Copy exactly, and only, the lines from the line containing "Give me a plain-text" through the last line of the records below, both included, and leave out any pictures.
* Begin *
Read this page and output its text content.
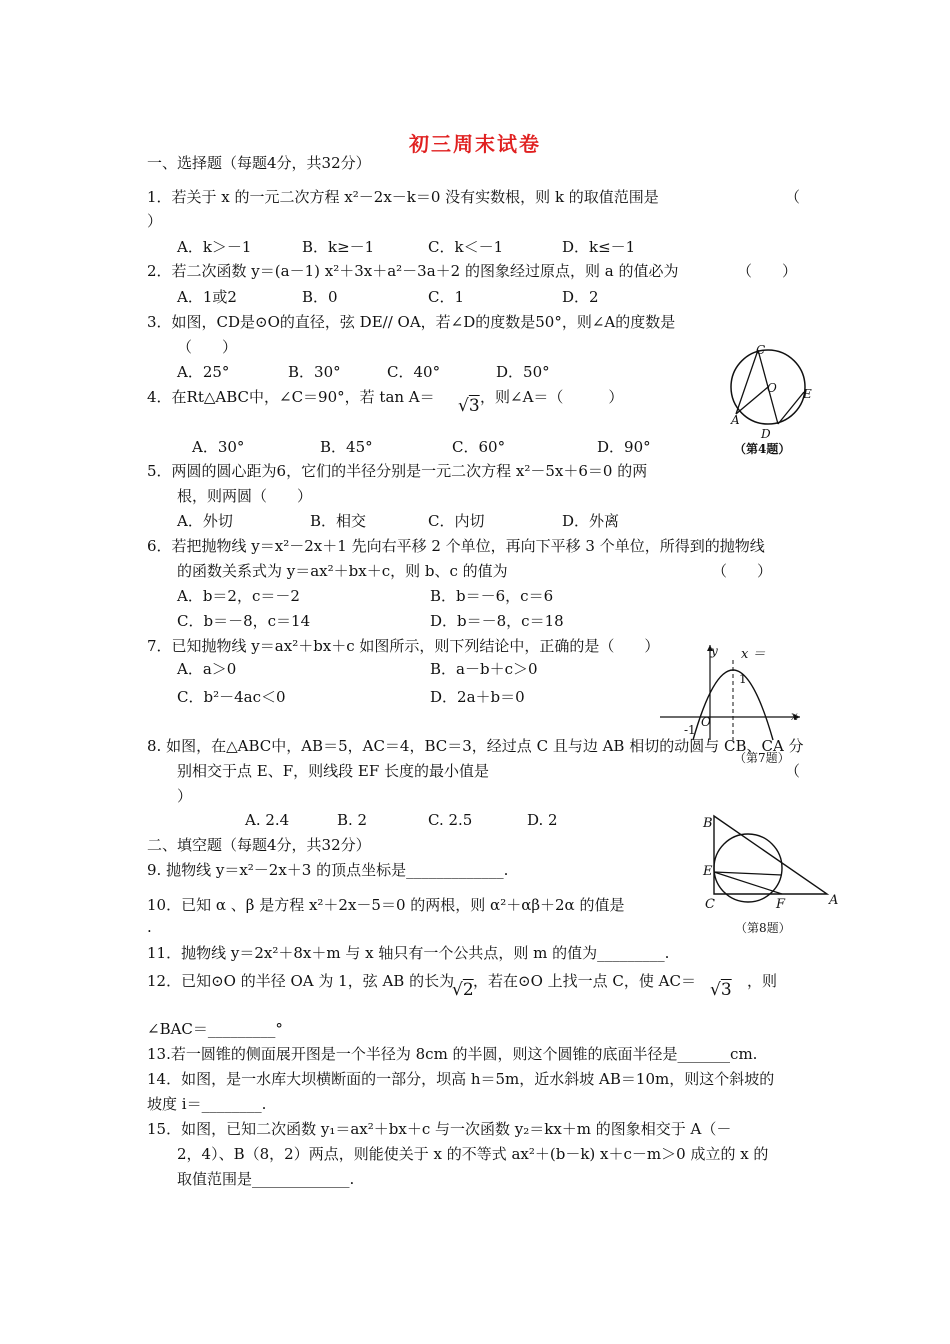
初三周末试卷
一、选择题（每题4分，共32分）
1．若关于 x 的一元二次方程 x²－2x－k＝0 没有实数根，则 k 的取值范围是	（
）
A．k＞－1	B．k≥－1	C．k＜－1	D．k≤－1
2．若二次函数 y＝(a－1) x²＋3x＋a²－3a＋2 的图象经过原点，则 a 的值必为	（　　）
A．1或2	B．0	C．1	D．2
3．如图，CD是⊙O的直径，弦 DE// OA，若∠D的度数是50°，则∠A的度数是
（　　）
A．25°	B．30°	C．40°	D．50°
4．在Rt△ABC中，∠C＝90°，若 tan A＝ √3 ，则∠A＝（　　　）
A．30°	B．45°	C．60°	D．90°
C
O E
A
D
（第4题）
5．两圆的圆心距为6，它们的半径分别是一元二次方程 x²－5x＋6＝0 的两
根，则两圆（　　）
A．外切	B．相交	C．内切	D．外离
6．若把抛物线 y＝x²－2x＋1 先向右平移 2 个单位，再向下平移 3 个单位，所得到的抛物线
的函数关系式为 y＝ax²＋bx＋c，则 b、c 的值为	（　　）
A．b＝2，c＝－2	B．b＝－6，c＝6
C．b＝－8，c＝14	D．b＝－8，c＝18
7．已知抛物线 y＝ax²＋bx＋c 如图所示，则下列结论中，正确的是（　　）
A．a＞0	B．a－b＋c＞0
C．b²－4ac＜0	D．2a＋b＝0
y x ＝
1
x
-1
O
（第7题）
8. 如图，在△ABC中，AB＝5，AC＝4，BC＝3，经过点 C 且与边 AB 相切的动圆与 CB、CA 分
别相交于点 E、F，则线段 EF 长度的最小值是	（
）
A. 2.4	B. 2	C. 2.5	D. 2	B
E
C	F	A
（第8题）
二、填空题（每题4分，共32分）
9. 抛物线 y＝x²－2x＋3 的顶点坐标是_____________.
10．已知 α 、β 是方程 x²＋2x－5＝0 的两根，则 α²＋αβ＋2α 的值是
.
11．抛物线 y＝2x²＋8x＋m 与 x 轴只有一个公共点，则 m 的值为_________.
12．已知⊙O 的半径 OA 为 1，弦 AB 的长为
√2 ，若在⊙O 上找一点 C，使 AC＝ √3 ，则
∠BAC＝_________°
13.若一圆锥的侧面展开图是一个半径为 8cm 的半圆，则这个圆锥的底面半径是_______cm.
14．如图，是一水库大坝横断面的一部分，坝高 h＝5m，近水斜坡 AB＝10m，则这个斜坡的
坡度 i＝________.
15．如图，已知二次函数 y₁＝ax²＋bx＋c 与一次函数 y₂＝kx＋m 的图象相交于 A（－
2，4）、B（8，2）两点，则能使关于 x 的不等式 ax²＋(b－k) x＋c－m＞0 成立的 x 的
取值范围是_____________.
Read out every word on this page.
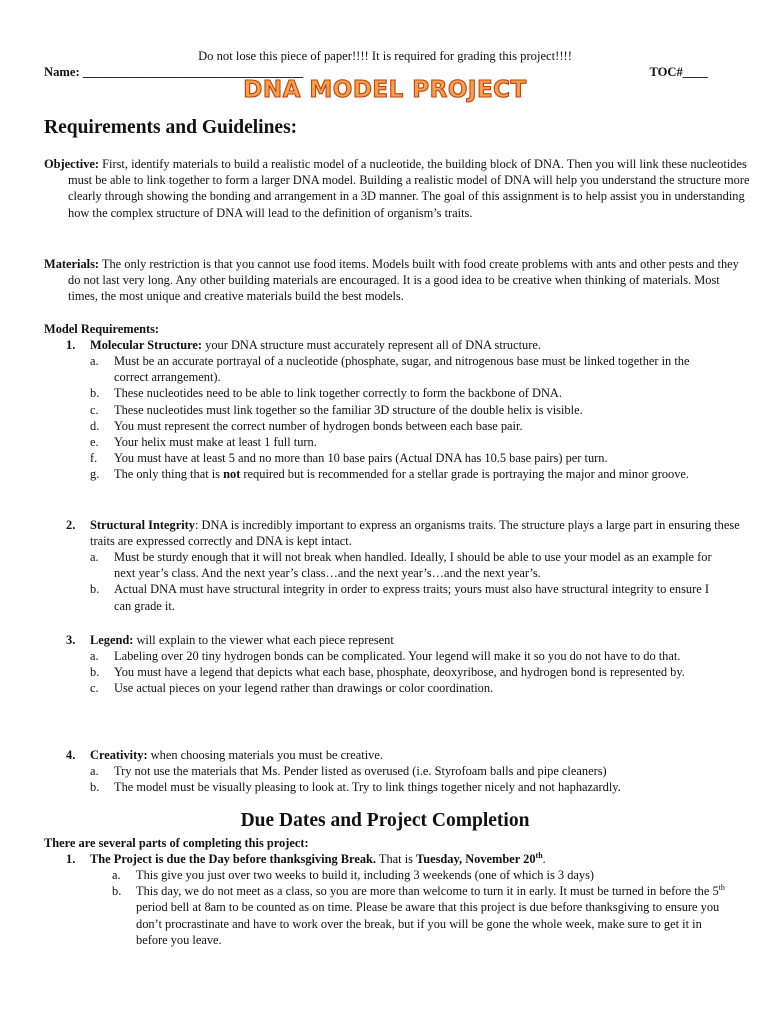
Do not lose this piece of paper!!!! It is required for grading this project!!!!
Name: ___________________________________	TOC#____
DNA MODEL PROJECT
Requirements and Guidelines:
Objective: First, identify materials to build a realistic model of a nucleotide, the building block of DNA. Then you will link these nucleotides must be able to link together to form a larger DNA model. Building a realistic model of DNA will help you understand the structure more clearly through showing the bonding and arrangement in a 3D manner. The goal of this assignment is to help assist you in understanding how the complex structure of DNA will lead to the definition of organism’s traits.
Materials: The only restriction is that you cannot use food items. Models built with food create problems with ants and other pests and they do not last very long. Any other building materials are encouraged. It is a good idea to be creative when thinking of materials. Most times, the most unique and creative materials build the best models.
Model Requirements:
1. Molecular Structure: your DNA structure must accurately represent all of DNA structure.
a. Must be an accurate portrayal of a nucleotide (phosphate, sugar, and nitrogenous base must be linked together in the correct arrangement).
b. These nucleotides need to be able to link together correctly to form the backbone of DNA.
c. These nucleotides must link together so the familiar 3D structure of the double helix is visible.
d. You must represent the correct number of hydrogen bonds between each base pair.
e. Your helix must make at least 1 full turn.
f. You must have at least 5 and no more than 10 base pairs (Actual DNA has 10.5 base pairs) per turn.
g. The only thing that is not required but is recommended for a stellar grade is portraying the major and minor groove.
2. Structural Integrity: DNA is incredibly important to express an organisms traits. The structure plays a large part in ensuring these traits are expressed correctly and DNA is kept intact.
a. Must be sturdy enough that it will not break when handled. Ideally, I should be able to use your model as an example for next year’s class. And the next year’s class…and the next year’s…and the next year’s.
b. Actual DNA must have structural integrity in order to express traits; yours must also have structural integrity to ensure I can grade it.
3. Legend: will explain to the viewer what each piece represent
a. Labeling over 20 tiny hydrogen bonds can be complicated. Your legend will make it so you do not have to do that.
b. You must have a legend that depicts what each base, phosphate, deoxyribose, and hydrogen bond is represented by.
c. Use actual pieces on your legend rather than drawings or color coordination.
4. Creativity: when choosing materials you must be creative.
a. Try not use the materials that Ms. Pender listed as overused (i.e. Styrofoam balls and pipe cleaners)
b. The model must be visually pleasing to look at. Try to link things together nicely and not haphazardly.
Due Dates and Project Completion
There are several parts of completing this project:
1. The Project is due the Day before thanksgiving Break. That is Tuesday, November 20th.
a. This give you just over two weeks to build it, including 3 weekends (one of which is 3 days)
b. This day, we do not meet as a class, so you are more than welcome to turn it in early. It must be turned in before the 5th period bell at 8am to be counted as on time. Please be aware that this project is due before thanksgiving to ensure you don’t procrastinate and have to work over the break, but if you will be gone the whole week, make sure to get it in before you leave.
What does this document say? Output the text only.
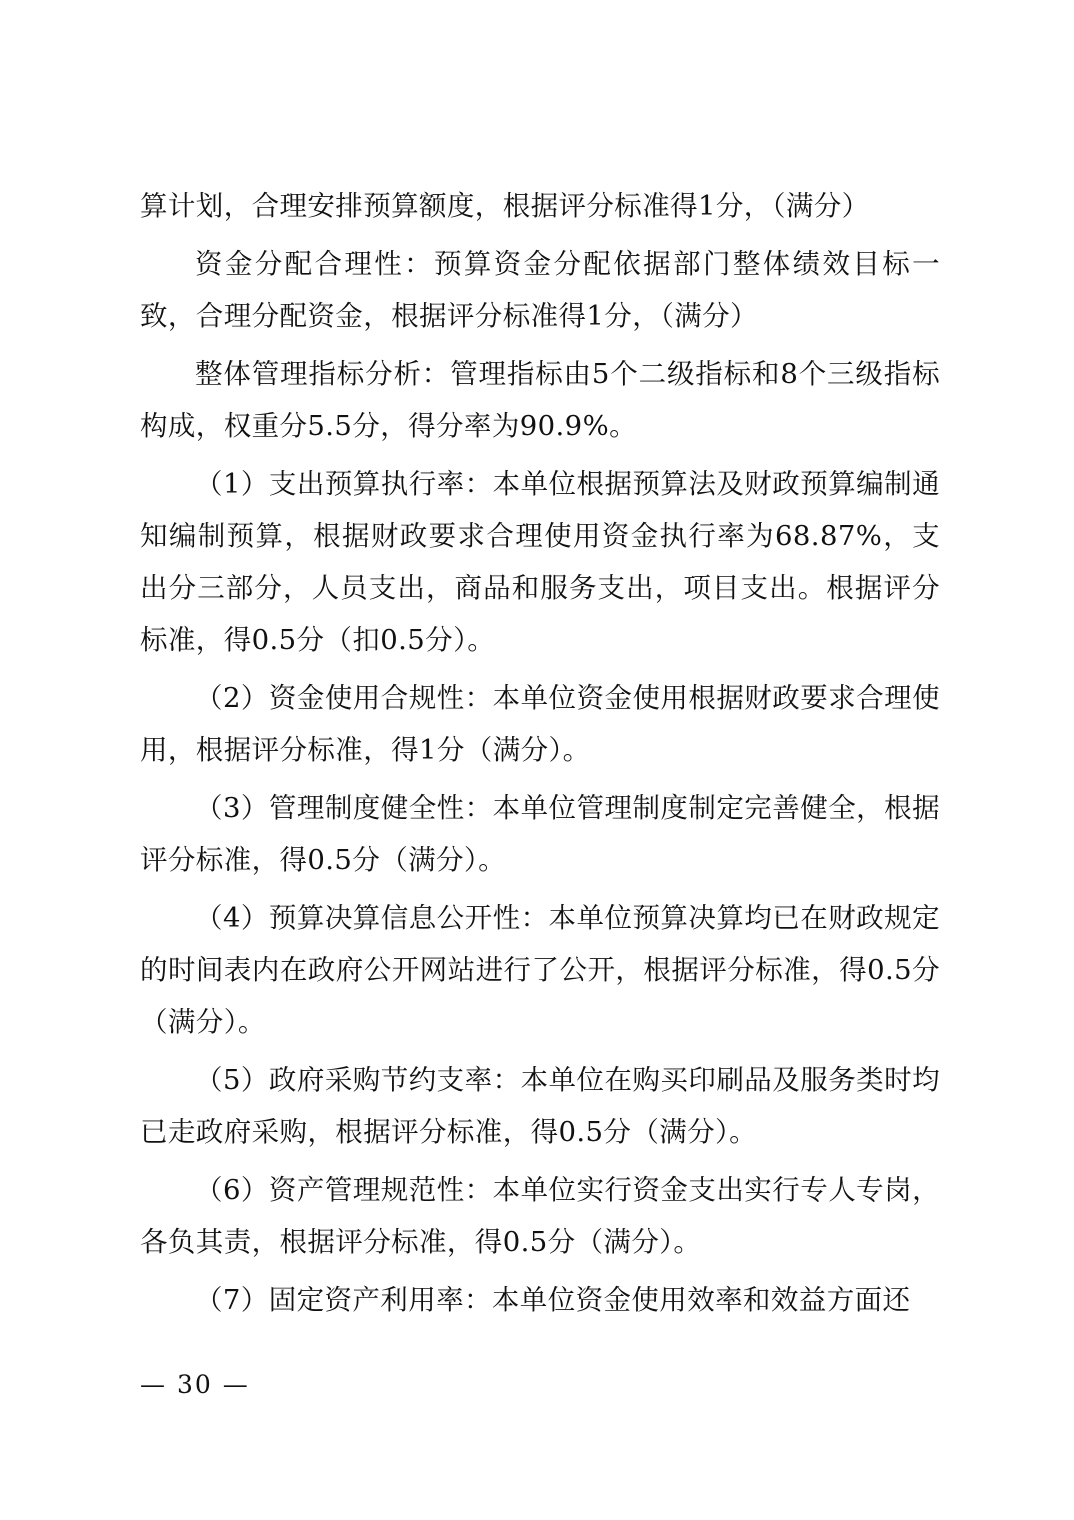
算计划，合理安排预算额度，根据评分标准得1分，（满分）

资金分配合理性：预算资金分配依据部门整体绩效目标一致，合理分配资金，根据评分标准得1分，（满分）

整体管理指标分析：管理指标由5个二级指标和8个三级指标构成，权重分5.5分，得分率为90.9%。

（1）支出预算执行率：本单位根据预算法及财政预算编制通知编制预算，根据财政要求合理使用资金执行率为68.87%，支出分三部分，人员支出，商品和服务支出，项目支出。根据评分标准，得0.5分（扣0.5分）。

（2）资金使用合规性：本单位资金使用根据财政要求合理使用，根据评分标准，得1分（满分）。

（3）管理制度健全性：本单位管理制度制定完善健全，根据评分标准，得0.5分（满分）。

（4）预算决算信息公开性：本单位预算决算均已在财政规定的时间表内在政府公开网站进行了公开，根据评分标准，得0.5分（满分）。

（5）政府采购节约支率：本单位在购买印刷品及服务类时均已走政府采购，根据评分标准，得0.5分（满分）。

（6）资产管理规范性：本单位实行资金支出实行专人专岗，各负其责，根据评分标准，得0.5分（满分）。

（7）固定资产利用率：本单位资金使用效率和效益方面还

— 30 —
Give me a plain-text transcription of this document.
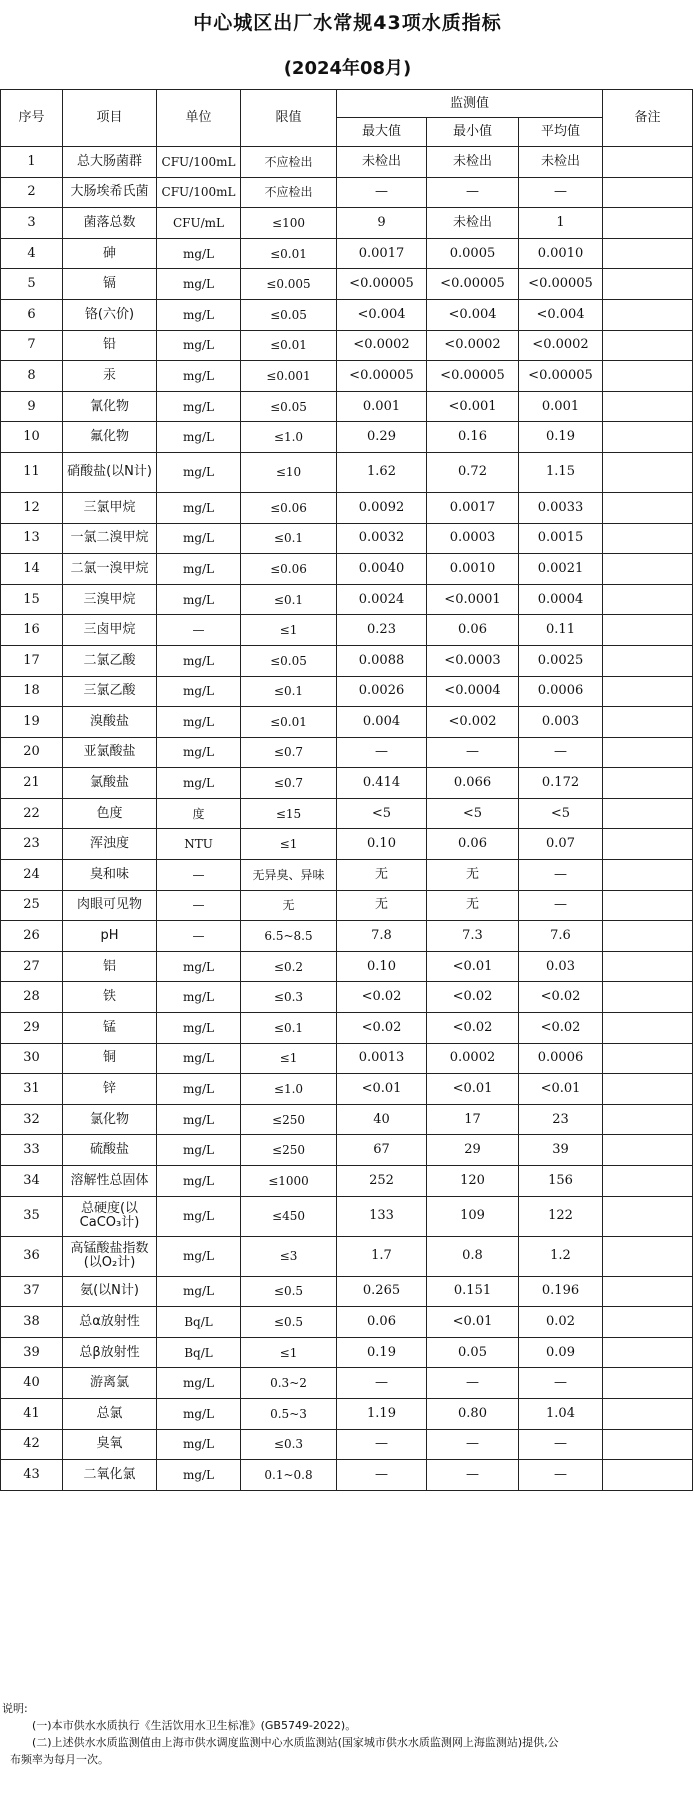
中心城区出厂水常规43项水质指标
(2024年08月)
序号	项目	单位	限值	监测值			备注
				最大值	最小值	平均值	
1	总大肠菌群	CFU/100mL	不应检出	未检出	未检出	未检出	
2	大肠埃希氏菌	CFU/100mL	不应检出	—	—	—	
3	菌落总数	CFU/mL	≤100	9	未检出	1	
4	砷	mg/L	≤0.01	0.0017	0.0005	0.0010	
5	镉	mg/L	≤0.005	<0.00005	<0.00005	<0.00005	
6	铬(六价)	mg/L	≤0.05	<0.004	<0.004	<0.004	
7	铅	mg/L	≤0.01	<0.0002	<0.0002	<0.0002	
8	汞	mg/L	≤0.001	<0.00005	<0.00005	<0.00005	
9	氰化物	mg/L	≤0.05	0.001	<0.001	0.001	
10	氟化物	mg/L	≤1.0	0.29	0.16	0.19	
11	硝酸盐(以N计)	mg/L	≤10	1.62	0.72	1.15	
12	三氯甲烷	mg/L	≤0.06	0.0092	0.0017	0.0033	
13	一氯二溴甲烷	mg/L	≤0.1	0.0032	0.0003	0.0015	
14	二氯一溴甲烷	mg/L	≤0.06	0.0040	0.0010	0.0021	
15	三溴甲烷	mg/L	≤0.1	0.0024	<0.0001	0.0004	
16	三卤甲烷	—	≤1	0.23	0.06	0.11	
17	二氯乙酸	mg/L	≤0.05	0.0088	<0.0003	0.0025	
18	三氯乙酸	mg/L	≤0.1	0.0026	<0.0004	0.0006	
19	溴酸盐	mg/L	≤0.01	0.004	<0.002	0.003	
20	亚氯酸盐	mg/L	≤0.7	—	—	—	
21	氯酸盐	mg/L	≤0.7	0.414	0.066	0.172	
22	色度	度	≤15	<5	<5	<5	
23	浑浊度	NTU	≤1	0.10	0.06	0.07	
24	臭和味	—	无异臭、异味	无	无	—	
25	肉眼可见物	—	无	无	无	—	
26	pH	—	6.5~8.5	7.8	7.3	7.6	
27	铝	mg/L	≤0.2	0.10	<0.01	0.03	
28	铁	mg/L	≤0.3	<0.02	<0.02	<0.02	
29	锰	mg/L	≤0.1	<0.02	<0.02	<0.02	
30	铜	mg/L	≤1	0.0013	0.0002	0.0006	
31	锌	mg/L	≤1.0	<0.01	<0.01	<0.01	
32	氯化物	mg/L	≤250	40	17	23	
33	硫酸盐	mg/L	≤250	67	29	39	
34	溶解性总固体	mg/L	≤1000	252	120	156	
35	总硬度(以CaCO₃计)	mg/L	≤450	133	109	122	
36	高锰酸盐指数(以O₂计)	mg/L	≤3	1.7	0.8	1.2	
37	氨(以N计)	mg/L	≤0.5	0.265	0.151	0.196	
38	总α放射性	Bq/L	≤0.5	0.06	<0.01	0.02	
39	总β放射性	Bq/L	≤1	0.19	0.05	0.09	
40	游离氯	mg/L	0.3~2	—	—	—	
41	总氯	mg/L	0.5~3	1.19	0.80	1.04	
42	臭氧	mg/L	≤0.3	—	—	—	
43	二氧化氯	mg/L	0.1~0.8	—	—	—	
说明:
(一)本市供水水质执行《生活饮用水卫生标准》(GB5749-2022)。
(二)上述供水水质监测值由上海市供水调度监测中心水质监测站(国家城市供水水质监测网上海监测站)提供,公
布频率为每月一次。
* End *
▶ **WRITTEN REPLY**:
Give me a plain-text transcription of this document.
中心城区出厂水常规43项水质指标
(2024年08月)
序号	项目	单位	限值	监测值			备注
				最大值	最小值	平均值	
1	总大肠菌群	CFU/100mL	不应检出	未检出	未检出	未检出	
2	大肠埃希氏菌	CFU/100mL	不应检出	—	—	—	
3	菌落总数	CFU/mL	≤100	9	未检出	1	
4	砷	mg/L	≤0.01	0.0017	0.0005	0.0010	
5	镉	mg/L	≤0.005	<0.00005	<0.00005	<0.00005	
6	铬(六价)	mg/L	≤0.05	<0.004	<0.004	<0.004	
7	铅	mg/L	≤0.01	<0.0002	<0.0002	<0.0002	
8	汞	mg/L	≤0.001	<0.00005	<0.00005	<0.00005	
9	氰化物	mg/L	≤0.05	0.001	<0.001	0.001	
10	氟化物	mg/L	≤1.0	0.29	0.16	0.19	
11	硝酸盐(以N计)	mg/L	≤10	1.62	0.72	1.15	
12	三氯甲烷	mg/L	≤0.06	0.0092	0.0017	0.0033	
13	一氯二溴甲烷	mg/L	≤0.1	0.0032	0.0003	0.0015	
14	二氯一溴甲烷	mg/L	≤0.06	0.0040	0.0010	0.0021	
15	三溴甲烷	mg/L	≤0.1	0.0024	<0.0001	0.0004	
16	三卤甲烷	—	≤1	0.23	0.06	0.11	
17	二氯乙酸	mg/L	≤0.05	0.0088	<0.0003	0.0025	
18	三氯乙酸	mg/L	≤0.1	0.0026	<0.0004	0.0006	
19	溴酸盐	mg/L	≤0.01	0.004	<0.002	0.003	
20	亚氯酸盐	mg/L	≤0.7	—	—	—	
21	氯酸盐	mg/L	≤0.7	0.414	0.066	0.172	
22	色度	度	≤15	<5	<5	<5	
23	浑浊度	NTU	≤1	0.10	0.06	0.07	
24	臭和味	—	无异臭、异味	无	无	—	
25	肉眼可见物	—	无	无	无	—	
26	pH	—	6.5~8.5	7.8	7.3	7.6	
27	铝	mg/L	≤0.2	0.10	<0.01	0.03	
28	铁	mg/L	≤0.3	<0.02	<0.02	<0.02	
29	锰	mg/L	≤0.1	<0.02	<0.02	<0.02	
30	铜	mg/L	≤1	0.0013	0.0002	0.0006	
31	锌	mg/L	≤1.0	<0.01	<0.01	<0.01	
32	氯化物	mg/L	≤250	40	17	23	
33	硫酸盐	mg/L	≤250	67	29	39	
34	溶解性总固体	mg/L	≤1000	252	120	156	
35	总硬度(以CaCO₃计)	mg/L	≤450	133	109	122	
36	高锰酸盐指数(以O₂计)	mg/L	≤3	1.7	0.8	1.2	
37	氨(以N计)	mg/L	≤0.5	0.265	0.151	0.196	
38	总α放射性	Bq/L	≤0.5	0.06	<0.01	0.02	
39	总β放射性	Bq/L	≤1	0.19	0.05	0.09	
40	游离氯	mg/L	0.3~2	—	—	—	
41	总氯	mg/L	0.5~3	1.19	0.80	1.04	
42	臭氧	mg/L	≤0.3	—	—	—	
43	二氧化氯	mg/L	0.1~0.8	—	—	—	
说明:
(一)本市供水水质执行《生活饮用水卫生标准》(GB5749-2022)。
(二)上述供水水质监测值由上海市供水调度监测中心水质监测站(国家城市供水水质监测网上海监测站)提供,公
布频率为每月一次。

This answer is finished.